Material for this task:
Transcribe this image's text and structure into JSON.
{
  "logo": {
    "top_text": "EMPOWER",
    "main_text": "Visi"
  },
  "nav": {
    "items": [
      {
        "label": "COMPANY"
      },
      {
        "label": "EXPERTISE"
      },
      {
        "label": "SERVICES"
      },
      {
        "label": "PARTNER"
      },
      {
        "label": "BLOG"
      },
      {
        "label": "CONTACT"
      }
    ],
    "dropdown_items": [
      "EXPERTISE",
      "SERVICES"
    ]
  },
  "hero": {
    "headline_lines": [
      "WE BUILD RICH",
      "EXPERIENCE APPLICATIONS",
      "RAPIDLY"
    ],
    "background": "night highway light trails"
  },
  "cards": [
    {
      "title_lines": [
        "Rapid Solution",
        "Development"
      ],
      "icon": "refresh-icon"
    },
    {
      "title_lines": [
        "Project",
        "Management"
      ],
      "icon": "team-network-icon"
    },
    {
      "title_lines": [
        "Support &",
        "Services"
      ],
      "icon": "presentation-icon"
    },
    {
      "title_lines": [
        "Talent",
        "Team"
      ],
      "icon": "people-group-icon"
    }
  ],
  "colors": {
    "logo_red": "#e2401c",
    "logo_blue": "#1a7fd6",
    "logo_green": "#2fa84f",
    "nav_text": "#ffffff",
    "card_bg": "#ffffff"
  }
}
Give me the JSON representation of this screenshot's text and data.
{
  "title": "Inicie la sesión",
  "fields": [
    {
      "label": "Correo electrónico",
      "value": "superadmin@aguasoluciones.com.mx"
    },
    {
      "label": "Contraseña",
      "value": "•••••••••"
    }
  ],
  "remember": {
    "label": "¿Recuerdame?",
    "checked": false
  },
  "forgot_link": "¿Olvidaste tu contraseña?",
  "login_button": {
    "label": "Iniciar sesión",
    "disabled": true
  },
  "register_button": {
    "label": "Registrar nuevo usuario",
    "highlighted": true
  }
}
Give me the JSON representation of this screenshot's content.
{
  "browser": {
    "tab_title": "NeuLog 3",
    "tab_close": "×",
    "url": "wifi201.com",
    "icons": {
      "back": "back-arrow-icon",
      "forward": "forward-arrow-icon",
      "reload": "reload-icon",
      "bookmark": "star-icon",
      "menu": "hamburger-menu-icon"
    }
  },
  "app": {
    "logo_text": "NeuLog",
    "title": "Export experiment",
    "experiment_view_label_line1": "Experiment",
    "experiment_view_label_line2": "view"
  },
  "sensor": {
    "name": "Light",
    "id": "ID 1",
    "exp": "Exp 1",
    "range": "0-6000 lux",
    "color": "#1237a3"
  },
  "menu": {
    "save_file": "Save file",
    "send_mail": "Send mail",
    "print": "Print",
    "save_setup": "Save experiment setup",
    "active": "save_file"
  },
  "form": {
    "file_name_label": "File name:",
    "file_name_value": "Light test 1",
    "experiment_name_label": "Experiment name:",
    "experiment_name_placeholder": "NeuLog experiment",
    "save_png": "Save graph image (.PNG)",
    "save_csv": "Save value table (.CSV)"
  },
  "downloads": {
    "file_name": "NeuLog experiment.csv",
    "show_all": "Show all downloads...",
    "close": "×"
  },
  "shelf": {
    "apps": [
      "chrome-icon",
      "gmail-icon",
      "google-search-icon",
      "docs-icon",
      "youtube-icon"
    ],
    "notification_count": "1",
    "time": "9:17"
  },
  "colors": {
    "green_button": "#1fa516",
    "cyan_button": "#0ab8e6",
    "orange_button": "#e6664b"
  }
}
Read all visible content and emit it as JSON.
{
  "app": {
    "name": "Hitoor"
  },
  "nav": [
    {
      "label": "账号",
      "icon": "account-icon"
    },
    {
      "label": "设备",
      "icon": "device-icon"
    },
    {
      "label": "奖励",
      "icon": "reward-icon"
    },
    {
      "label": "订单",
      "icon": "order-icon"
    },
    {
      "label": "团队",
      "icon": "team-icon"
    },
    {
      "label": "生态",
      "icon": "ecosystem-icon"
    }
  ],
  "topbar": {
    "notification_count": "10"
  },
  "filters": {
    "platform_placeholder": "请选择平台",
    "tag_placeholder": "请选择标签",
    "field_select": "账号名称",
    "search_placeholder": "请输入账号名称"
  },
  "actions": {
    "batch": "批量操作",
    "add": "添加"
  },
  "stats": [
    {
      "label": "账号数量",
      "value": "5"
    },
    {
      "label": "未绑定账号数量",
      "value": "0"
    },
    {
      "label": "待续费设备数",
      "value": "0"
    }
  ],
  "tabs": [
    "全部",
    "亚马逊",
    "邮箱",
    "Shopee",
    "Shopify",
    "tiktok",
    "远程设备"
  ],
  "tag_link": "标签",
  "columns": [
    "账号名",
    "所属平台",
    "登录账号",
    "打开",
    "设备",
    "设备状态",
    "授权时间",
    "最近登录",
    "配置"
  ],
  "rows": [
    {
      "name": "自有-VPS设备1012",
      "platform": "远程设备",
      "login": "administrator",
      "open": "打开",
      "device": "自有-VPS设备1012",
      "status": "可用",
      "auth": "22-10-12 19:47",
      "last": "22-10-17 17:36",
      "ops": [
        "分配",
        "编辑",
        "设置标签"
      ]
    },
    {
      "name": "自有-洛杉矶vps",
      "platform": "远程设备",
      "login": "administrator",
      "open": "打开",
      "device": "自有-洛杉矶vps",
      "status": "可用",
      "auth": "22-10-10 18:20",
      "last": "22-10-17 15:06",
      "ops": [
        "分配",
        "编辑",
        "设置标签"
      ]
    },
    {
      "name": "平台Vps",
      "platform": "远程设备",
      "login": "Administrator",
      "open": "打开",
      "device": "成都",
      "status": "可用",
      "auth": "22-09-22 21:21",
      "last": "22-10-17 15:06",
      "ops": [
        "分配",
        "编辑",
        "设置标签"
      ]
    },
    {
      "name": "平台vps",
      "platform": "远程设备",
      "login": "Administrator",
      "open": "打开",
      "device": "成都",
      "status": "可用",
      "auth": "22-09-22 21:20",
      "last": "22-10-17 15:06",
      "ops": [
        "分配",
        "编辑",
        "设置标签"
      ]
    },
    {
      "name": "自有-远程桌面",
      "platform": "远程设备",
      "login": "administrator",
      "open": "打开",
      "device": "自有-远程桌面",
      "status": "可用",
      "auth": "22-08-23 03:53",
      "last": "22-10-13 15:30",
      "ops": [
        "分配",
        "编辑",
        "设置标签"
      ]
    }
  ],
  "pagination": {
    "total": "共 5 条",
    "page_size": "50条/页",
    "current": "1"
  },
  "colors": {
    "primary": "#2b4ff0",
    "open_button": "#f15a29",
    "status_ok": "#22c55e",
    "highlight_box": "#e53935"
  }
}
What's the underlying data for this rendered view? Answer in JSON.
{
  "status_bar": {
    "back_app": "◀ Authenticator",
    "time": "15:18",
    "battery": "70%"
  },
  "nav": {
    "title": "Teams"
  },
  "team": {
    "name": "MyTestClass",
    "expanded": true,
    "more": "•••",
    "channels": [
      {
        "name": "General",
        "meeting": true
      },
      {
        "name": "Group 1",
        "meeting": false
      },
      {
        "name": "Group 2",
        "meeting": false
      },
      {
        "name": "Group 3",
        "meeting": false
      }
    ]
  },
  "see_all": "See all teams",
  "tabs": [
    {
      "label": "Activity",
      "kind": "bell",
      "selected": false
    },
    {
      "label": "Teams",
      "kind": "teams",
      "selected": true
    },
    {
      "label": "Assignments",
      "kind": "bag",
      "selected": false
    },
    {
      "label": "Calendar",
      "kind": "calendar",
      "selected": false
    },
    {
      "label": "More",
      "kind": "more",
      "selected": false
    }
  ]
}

To be done:
The records above should all be quoted exactly, please.

Response:
Transcribe this image's text and structure into JSON.
{
  "logo": {
    "top_text": "EMPOWER",
    "main_text": "Visi"
  },
  "nav": {
    "items": [
      {
        "label": "COMPANY"
      },
      {
        "label": "EXPERTISE"
      },
      {
        "label": "SERVICES"
      },
      {
        "label": "PARTNER"
      },
      {
        "label": "BLOG"
      },
      {
        "label": "CONTACT"
      }
    ],
    "dropdown_items": [
      "EXPERTISE",
      "SERVICES"
    ]
  },
  "hero": {
    "headline_lines": [
      "WE BUILD RICH",
      "EXPERIENCE APPLICATIONS",
      "RAPIDLY"
    ],
    "background": "night highway light trails"
  },
  "cards": [
    {
      "title_lines": [
        "Rapid Solution",
        "Development"
      ],
      "icon": "refresh-icon"
    },
    {
      "title_lines": [
        "Project",
        "Management"
      ],
      "icon": "team-network-icon"
    },
    {
      "title_lines": [
        "Support &",
        "Services"
      ],
      "icon": "presentation-icon"
    },
    {
      "title_lines": [
        "Talent",
        "Team"
      ],
      "icon": "people-group-icon"
    }
  ],
  "colors": {
    "logo_red": "#e2401c",
    "logo_blue": "#1a7fd6",
    "logo_green": "#2fa84f",
    "nav_text": "#ffffff",
    "card_bg": "#ffffff"
  }
}
Give me the JSON representation of this screenshot's text and data.
{
  "title": "Inicie la sesión",
  "fields": [
    {
      "label": "Correo electrónico",
      "value": "superadmin@aguasoluciones.com.mx"
    },
    {
      "label": "Contraseña",
      "value": "•••••••••"
    }
  ],
  "remember": {
    "label": "¿Recuerdame?",
    "checked": false
  },
  "forgot_link": "¿Olvidaste tu contraseña?",
  "login_button": {
    "label": "Iniciar sesión",
    "disabled": true
  },
  "register_button": {
    "label": "Registrar nuevo usuario",
    "highlighted": true
  }
}
Give me the JSON representation of this screenshot's content.
{
  "browser": {
    "tab_title": "NeuLog 3",
    "tab_close": "×",
    "url": "wifi201.com",
    "icons": {
      "back": "back-arrow-icon",
      "forward": "forward-arrow-icon",
      "reload": "reload-icon",
      "bookmark": "star-icon",
      "menu": "hamburger-menu-icon"
    }
  },
  "app": {
    "logo_text": "NeuLog",
    "title": "Export experiment",
    "experiment_view_label_line1": "Experiment",
    "experiment_view_label_line2": "view"
  },
  "sensor": {
    "name": "Light",
    "id": "ID 1",
    "exp": "Exp 1",
    "range": "0-6000 lux",
    "color": "#1237a3"
  },
  "menu": {
    "save_file": "Save file",
    "send_mail": "Send mail",
    "print": "Print",
    "save_setup": "Save experiment setup",
    "active": "save_file"
  },
  "form": {
    "file_name_label": "File name:",
    "file_name_value": "Light test 1",
    "experiment_name_label": "Experiment name:",
    "experiment_name_placeholder": "NeuLog experiment",
    "save_png": "Save graph image (.PNG)",
    "save_csv": "Save value table (.CSV)"
  },
  "downloads": {
    "file_name": "NeuLog experiment.csv",
    "show_all": "Show all downloads...",
    "close": "×"
  },
  "shelf": {
    "apps": [
      "chrome-icon",
      "gmail-icon",
      "google-search-icon",
      "docs-icon",
      "youtube-icon"
    ],
    "notification_count": "1",
    "time": "9:17"
  },
  "colors": {
    "green_button": "#1fa516",
    "cyan_button": "#0ab8e6",
    "orange_button": "#e6664b"
  }
}
Read all visible content and emit it as JSON.
{
  "app": {
    "name": "Hitoor"
  },
  "nav": [
    {
      "label": "账号",
      "icon": "account-icon"
    },
    {
      "label": "设备",
      "icon": "device-icon"
    },
    {
      "label": "奖励",
      "icon": "reward-icon"
    },
    {
      "label": "订单",
      "icon": "order-icon"
    },
    {
      "label": "团队",
      "icon": "team-icon"
    },
    {
      "label": "生态",
      "icon": "ecosystem-icon"
    }
  ],
  "topbar": {
    "notification_count": "10"
  },
  "filters": {
    "platform_placeholder": "请选择平台",
    "tag_placeholder": "请选择标签",
    "field_select": "账号名称",
    "search_placeholder": "请输入账号名称"
  },
  "actions": {
    "batch": "批量操作",
    "add": "添加"
  },
  "stats": [
    {
      "label": "账号数量",
      "value": "5"
    },
    {
      "label": "未绑定账号数量",
      "value": "0"
    },
    {
      "label": "待续费设备数",
      "value": "0"
    }
  ],
  "tabs": [
    "全部",
    "亚马逊",
    "邮箱",
    "Shopee",
    "Shopify",
    "tiktok",
    "远程设备"
  ],
  "tag_link": "标签",
  "columns": [
    "账号名",
    "所属平台",
    "登录账号",
    "打开",
    "设备",
    "设备状态",
    "授权时间",
    "最近登录",
    "配置"
  ],
  "rows": [
    {
      "name": "自有-VPS设备1012",
      "platform": "远程设备",
      "login": "administrator",
      "open": "打开",
      "device": "自有-VPS设备1012",
      "status": "可用",
      "auth": "22-10-12 19:47",
      "last": "22-10-17 17:36",
      "ops": [
        "分配",
        "编辑",
        "设置标签"
      ]
    },
    {
      "name": "自有-洛杉矶vps",
      "platform": "远程设备",
      "login": "administrator",
      "open": "打开",
      "device": "自有-洛杉矶vps",
      "status": "可用",
      "auth": "22-10-10 18:20",
      "last": "22-10-17 15:06",
      "ops": [
        "分配",
        "编辑",
        "设置标签"
      ]
    },
    {
      "name": "平台Vps",
      "platform": "远程设备",
      "login": "Administrator",
      "open": "打开",
      "device": "成都",
      "status": "可用",
      "auth": "22-09-22 21:21",
      "last": "22-10-17 15:06",
      "ops": [
        "分配",
        "编辑",
        "设置标签"
      ]
    },
    {
      "name": "平台vps",
      "platform": "远程设备",
      "login": "Administrator",
      "open": "打开",
      "device": "成都",
      "status": "可用",
      "auth": "22-09-22 21:20",
      "last": "22-10-17 15:06",
      "ops": [
        "分配",
        "编辑",
        "设置标签"
      ]
    },
    {
      "name": "自有-远程桌面",
      "platform": "远程设备",
      "login": "administrator",
      "open": "打开",
      "device": "自有-远程桌面",
      "status": "可用",
      "auth": "22-08-23 03:53",
      "last": "22-10-13 15:30",
      "ops": [
        "分配",
        "编辑",
        "设置标签"
      ]
    }
  ],
  "pagination": {
    "total": "共 5 条",
    "page_size": "50条/页",
    "current": "1"
  },
  "colors": {
    "primary": "#2b4ff0",
    "open_button": "#f15a29",
    "status_ok": "#22c55e",
    "highlight_box": "#e53935"
  }
}
What's the underlying data for this rendered view? Answer in JSON.
{
  "status_bar": {
    "back_app": "◀ Authenticator",
    "time": "15:18",
    "battery": "70%"
  },
  "nav": {
    "title": "Teams"
  },
  "team": {
    "name": "MyTestClass",
    "expanded": true,
    "more": "•••",
    "channels": [
      {
        "name": "General",
        "meeting": true
      },
      {
        "name": "Group 1",
        "meeting": false
      },
      {
        "name": "Group 2",
        "meeting": false
      },
      {
        "name": "Group 3",
        "meeting": false
      }
    ]
  },
  "see_all": "See all teams",
  "tabs": [
    {
      "label": "Activity",
      "kind": "bell",
      "selected": false
    },
    {
      "label": "Teams",
      "kind": "teams",
      "selected": true
    },
    {
      "label": "Assignments",
      "kind": "bag",
      "selected": false
    },
    {
      "label": "Calendar",
      "kind": "calendar",
      "selected": false
    },
    {
      "label": "More",
      "kind": "more",
      "selected": false
    }
  ]
}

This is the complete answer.